A block of data:
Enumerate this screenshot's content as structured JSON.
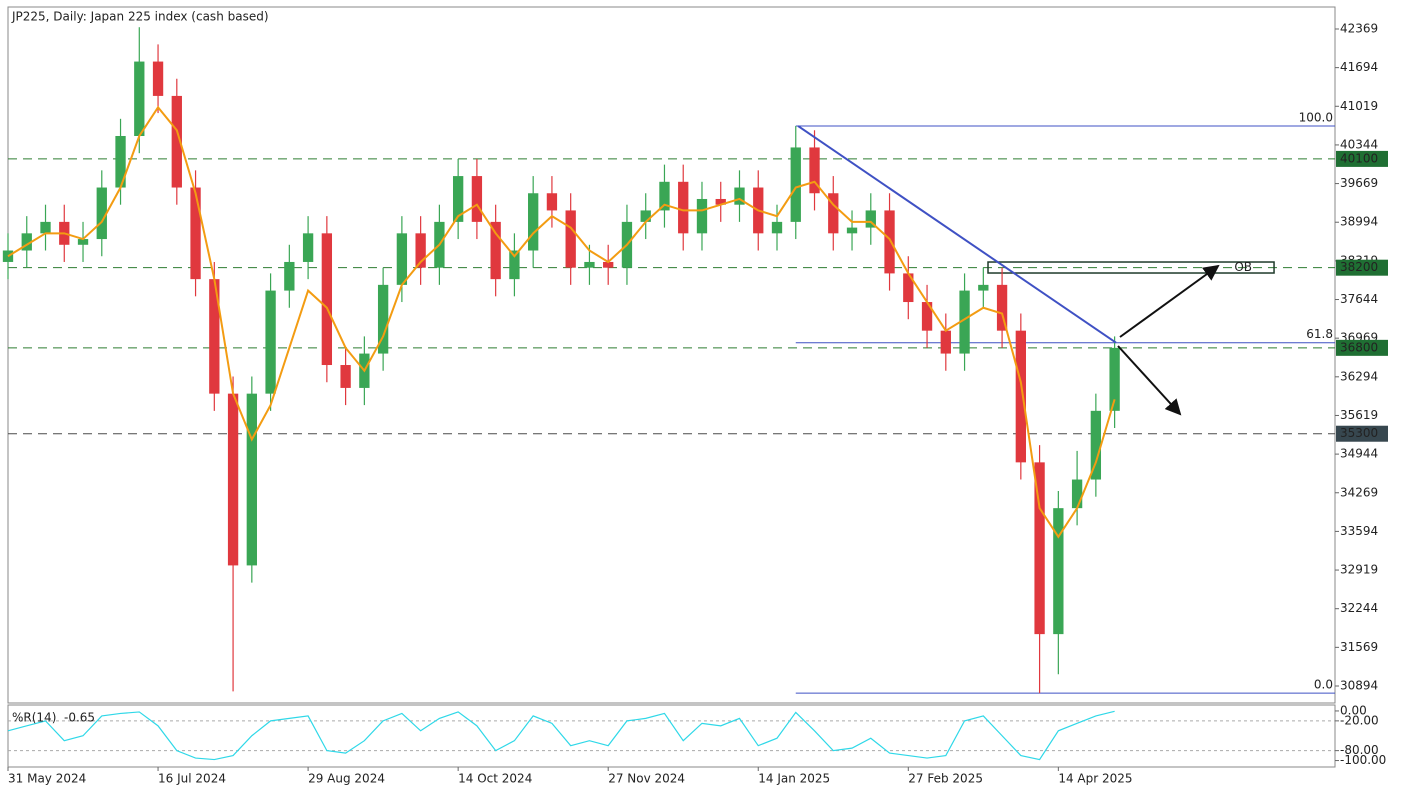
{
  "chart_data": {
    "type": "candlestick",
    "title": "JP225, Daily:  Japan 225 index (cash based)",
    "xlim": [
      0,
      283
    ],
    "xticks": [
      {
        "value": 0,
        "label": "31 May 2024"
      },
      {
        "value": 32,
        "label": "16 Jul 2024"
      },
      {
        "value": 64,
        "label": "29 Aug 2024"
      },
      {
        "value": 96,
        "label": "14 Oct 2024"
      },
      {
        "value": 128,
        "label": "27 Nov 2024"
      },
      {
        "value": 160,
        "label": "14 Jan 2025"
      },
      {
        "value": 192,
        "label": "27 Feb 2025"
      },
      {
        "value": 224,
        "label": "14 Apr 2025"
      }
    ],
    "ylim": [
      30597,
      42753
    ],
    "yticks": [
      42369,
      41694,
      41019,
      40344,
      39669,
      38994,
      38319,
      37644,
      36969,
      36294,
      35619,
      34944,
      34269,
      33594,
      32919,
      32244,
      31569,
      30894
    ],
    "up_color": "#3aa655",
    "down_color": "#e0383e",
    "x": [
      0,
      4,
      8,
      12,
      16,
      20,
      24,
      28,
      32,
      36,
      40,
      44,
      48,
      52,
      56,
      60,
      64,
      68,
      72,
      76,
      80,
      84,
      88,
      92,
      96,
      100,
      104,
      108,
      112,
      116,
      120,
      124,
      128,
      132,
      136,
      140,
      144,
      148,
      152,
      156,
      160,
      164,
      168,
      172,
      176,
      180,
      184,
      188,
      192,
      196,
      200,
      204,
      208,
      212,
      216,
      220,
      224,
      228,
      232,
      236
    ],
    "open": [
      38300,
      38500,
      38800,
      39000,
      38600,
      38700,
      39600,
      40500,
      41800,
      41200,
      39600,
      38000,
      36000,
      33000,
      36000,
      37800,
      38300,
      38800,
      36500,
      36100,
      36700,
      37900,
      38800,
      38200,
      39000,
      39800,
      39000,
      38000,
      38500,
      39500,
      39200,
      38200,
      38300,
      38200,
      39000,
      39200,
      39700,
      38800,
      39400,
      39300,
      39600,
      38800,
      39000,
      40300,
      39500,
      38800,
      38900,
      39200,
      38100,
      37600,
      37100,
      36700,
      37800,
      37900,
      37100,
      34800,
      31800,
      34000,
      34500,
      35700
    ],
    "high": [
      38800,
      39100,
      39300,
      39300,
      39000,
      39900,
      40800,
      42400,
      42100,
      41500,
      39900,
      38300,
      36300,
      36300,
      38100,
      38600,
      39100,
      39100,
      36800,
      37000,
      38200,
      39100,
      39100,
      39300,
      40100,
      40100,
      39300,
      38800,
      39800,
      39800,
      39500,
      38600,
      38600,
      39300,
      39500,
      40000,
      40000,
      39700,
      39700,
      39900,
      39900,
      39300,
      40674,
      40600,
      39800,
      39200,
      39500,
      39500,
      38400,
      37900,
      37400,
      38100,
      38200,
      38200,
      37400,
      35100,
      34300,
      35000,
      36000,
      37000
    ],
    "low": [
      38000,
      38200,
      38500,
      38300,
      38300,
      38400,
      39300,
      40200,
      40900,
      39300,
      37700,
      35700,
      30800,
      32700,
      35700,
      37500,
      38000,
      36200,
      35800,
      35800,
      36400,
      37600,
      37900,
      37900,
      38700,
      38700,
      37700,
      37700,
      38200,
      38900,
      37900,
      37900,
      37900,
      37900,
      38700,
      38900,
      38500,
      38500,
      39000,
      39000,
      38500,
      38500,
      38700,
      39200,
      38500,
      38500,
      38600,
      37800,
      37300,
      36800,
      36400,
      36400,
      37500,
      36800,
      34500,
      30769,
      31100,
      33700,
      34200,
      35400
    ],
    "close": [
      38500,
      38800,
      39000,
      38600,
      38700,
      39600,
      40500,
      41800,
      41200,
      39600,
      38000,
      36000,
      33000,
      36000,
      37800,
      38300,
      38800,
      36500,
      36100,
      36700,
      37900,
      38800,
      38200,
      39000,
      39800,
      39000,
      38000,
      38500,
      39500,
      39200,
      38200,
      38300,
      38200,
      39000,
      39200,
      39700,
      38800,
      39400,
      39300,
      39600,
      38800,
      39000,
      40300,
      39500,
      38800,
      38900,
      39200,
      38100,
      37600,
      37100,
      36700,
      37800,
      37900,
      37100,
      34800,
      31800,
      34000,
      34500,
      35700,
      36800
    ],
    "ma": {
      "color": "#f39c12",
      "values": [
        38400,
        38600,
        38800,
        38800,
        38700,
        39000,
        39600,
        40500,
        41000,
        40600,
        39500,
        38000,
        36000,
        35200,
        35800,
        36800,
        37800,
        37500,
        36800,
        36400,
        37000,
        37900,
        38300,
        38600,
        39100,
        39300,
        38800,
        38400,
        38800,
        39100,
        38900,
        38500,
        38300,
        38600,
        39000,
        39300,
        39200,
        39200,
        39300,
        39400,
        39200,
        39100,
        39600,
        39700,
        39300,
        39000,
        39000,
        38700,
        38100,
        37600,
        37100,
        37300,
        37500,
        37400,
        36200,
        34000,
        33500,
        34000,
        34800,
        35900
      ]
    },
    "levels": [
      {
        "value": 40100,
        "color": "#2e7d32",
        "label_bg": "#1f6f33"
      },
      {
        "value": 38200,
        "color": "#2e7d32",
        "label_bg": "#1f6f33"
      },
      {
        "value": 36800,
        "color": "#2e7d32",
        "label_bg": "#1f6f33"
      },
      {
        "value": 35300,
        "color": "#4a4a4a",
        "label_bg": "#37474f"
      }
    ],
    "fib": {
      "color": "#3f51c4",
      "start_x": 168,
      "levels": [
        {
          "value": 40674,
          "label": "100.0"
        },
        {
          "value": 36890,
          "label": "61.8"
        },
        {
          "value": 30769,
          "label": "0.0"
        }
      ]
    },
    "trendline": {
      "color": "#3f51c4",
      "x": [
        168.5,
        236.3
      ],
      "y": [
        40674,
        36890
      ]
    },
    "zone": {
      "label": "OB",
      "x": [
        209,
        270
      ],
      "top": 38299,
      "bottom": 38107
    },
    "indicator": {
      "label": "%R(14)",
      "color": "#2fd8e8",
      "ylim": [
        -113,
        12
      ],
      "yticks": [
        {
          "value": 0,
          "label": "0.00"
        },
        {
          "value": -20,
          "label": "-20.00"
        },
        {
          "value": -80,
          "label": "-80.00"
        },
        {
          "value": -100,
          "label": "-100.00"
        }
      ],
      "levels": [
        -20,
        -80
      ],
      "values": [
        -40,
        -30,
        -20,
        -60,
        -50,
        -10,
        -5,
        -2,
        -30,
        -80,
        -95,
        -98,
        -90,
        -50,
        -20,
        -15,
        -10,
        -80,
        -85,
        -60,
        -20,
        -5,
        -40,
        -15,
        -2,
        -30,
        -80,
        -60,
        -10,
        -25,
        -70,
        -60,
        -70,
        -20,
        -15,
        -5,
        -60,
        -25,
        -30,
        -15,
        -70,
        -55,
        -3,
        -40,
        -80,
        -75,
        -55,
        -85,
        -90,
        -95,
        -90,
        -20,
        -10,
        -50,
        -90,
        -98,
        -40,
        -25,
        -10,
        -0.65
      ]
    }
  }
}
* * *
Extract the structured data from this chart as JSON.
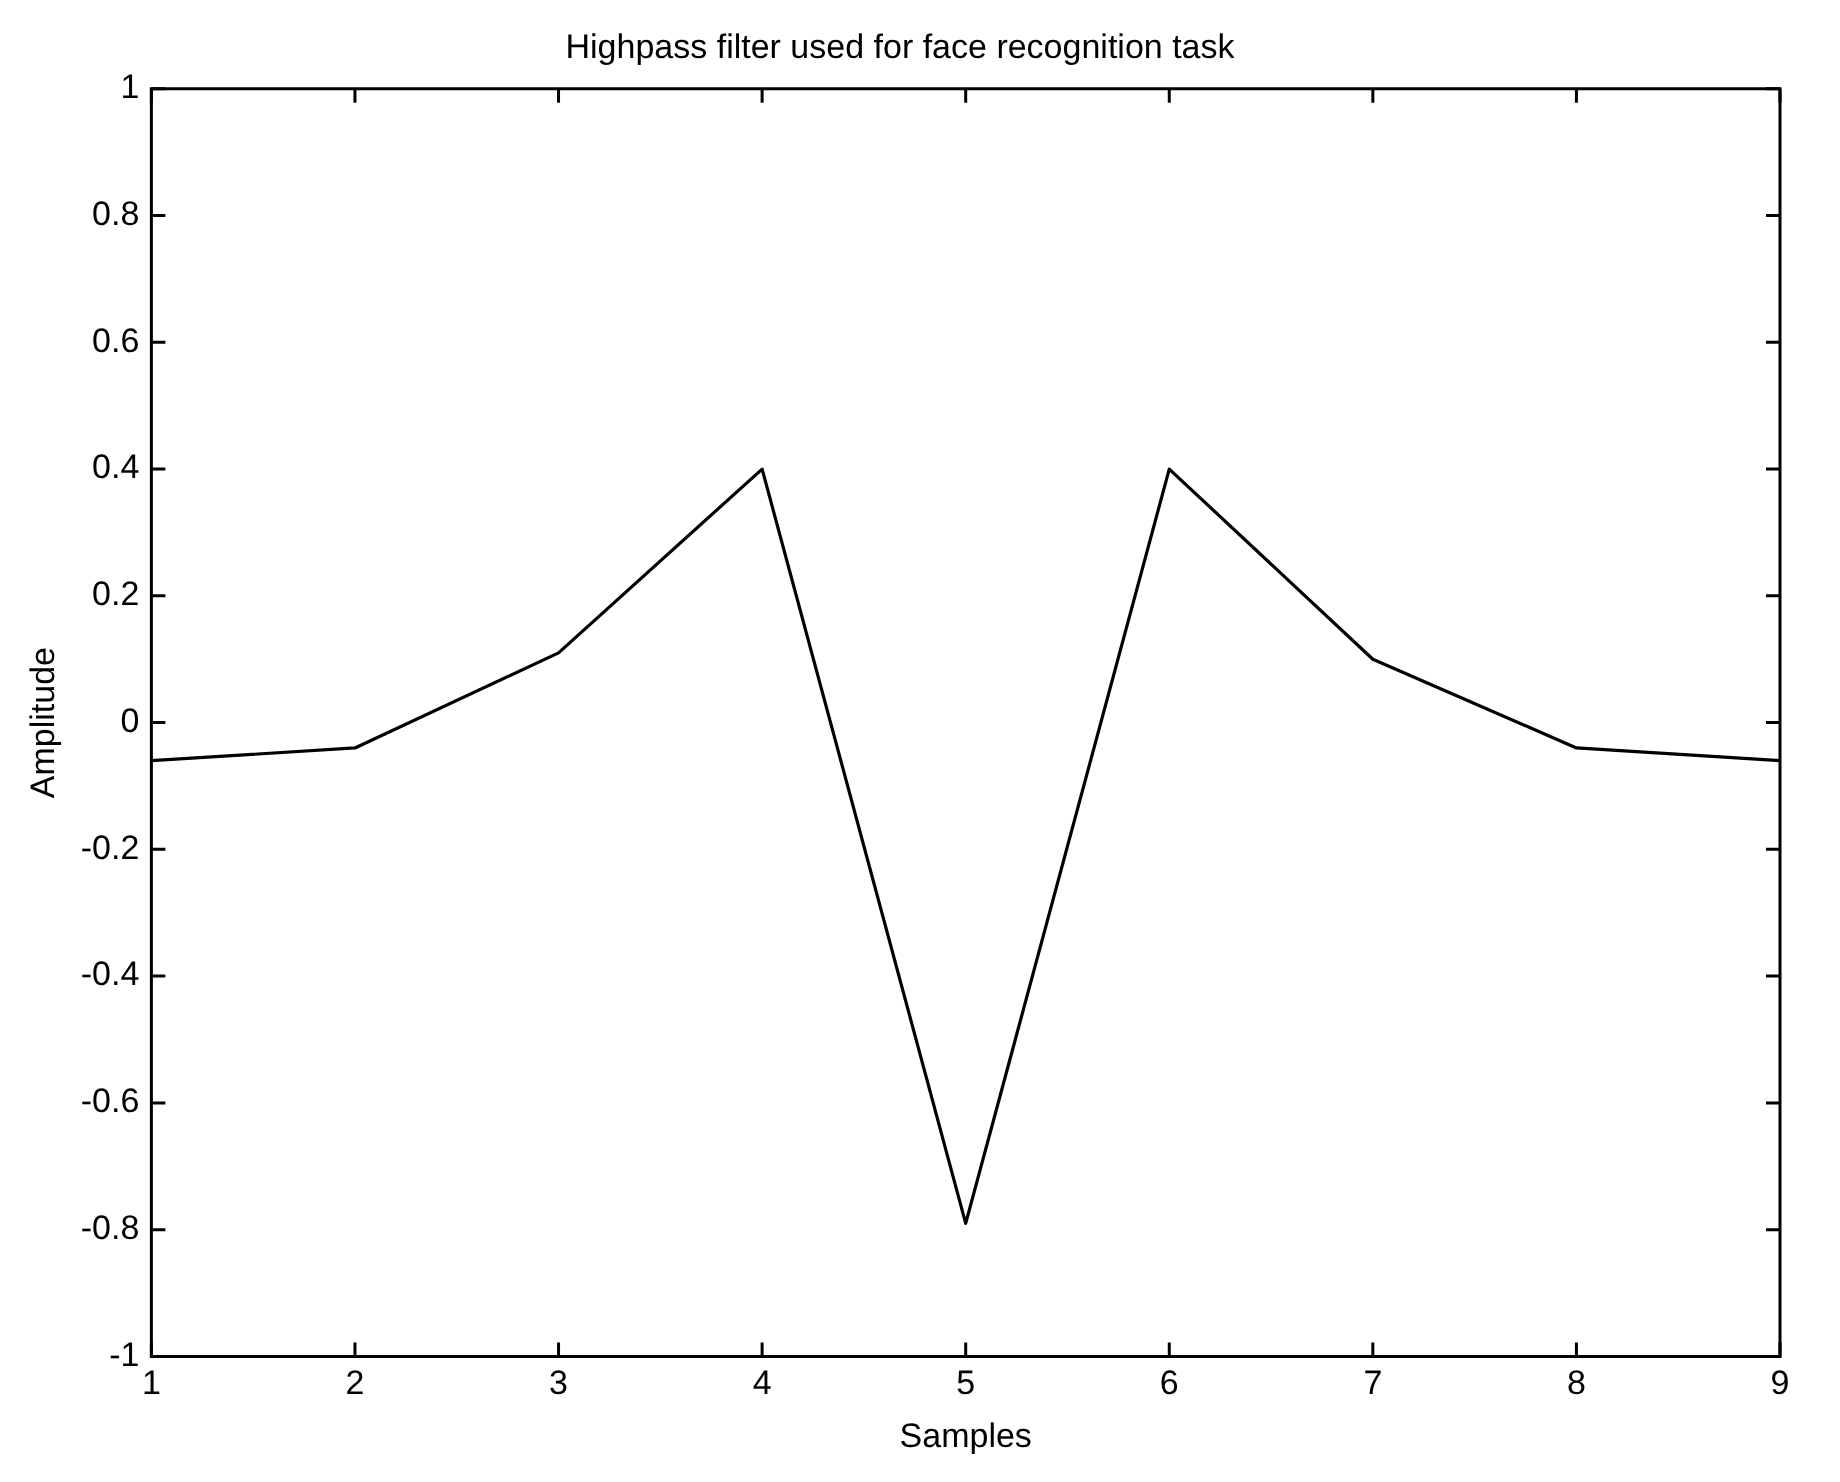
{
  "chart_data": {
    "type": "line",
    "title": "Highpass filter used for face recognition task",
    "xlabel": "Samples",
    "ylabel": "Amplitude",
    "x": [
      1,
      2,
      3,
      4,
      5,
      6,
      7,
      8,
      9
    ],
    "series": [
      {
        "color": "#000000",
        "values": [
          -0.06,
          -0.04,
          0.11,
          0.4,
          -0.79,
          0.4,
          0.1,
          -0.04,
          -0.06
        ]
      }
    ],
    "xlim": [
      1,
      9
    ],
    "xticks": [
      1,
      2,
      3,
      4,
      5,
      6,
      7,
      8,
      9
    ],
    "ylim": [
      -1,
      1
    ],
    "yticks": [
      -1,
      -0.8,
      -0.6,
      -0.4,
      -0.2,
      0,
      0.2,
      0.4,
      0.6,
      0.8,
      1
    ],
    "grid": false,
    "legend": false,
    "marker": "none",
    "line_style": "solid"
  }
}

**WORK REQUIRED:** Find each line holding "structured". Copy it out.

**TASK RESPONSE:**
Enumerate this screenshot's content as structured JSON.
Extract the structured data from this chart as JSON.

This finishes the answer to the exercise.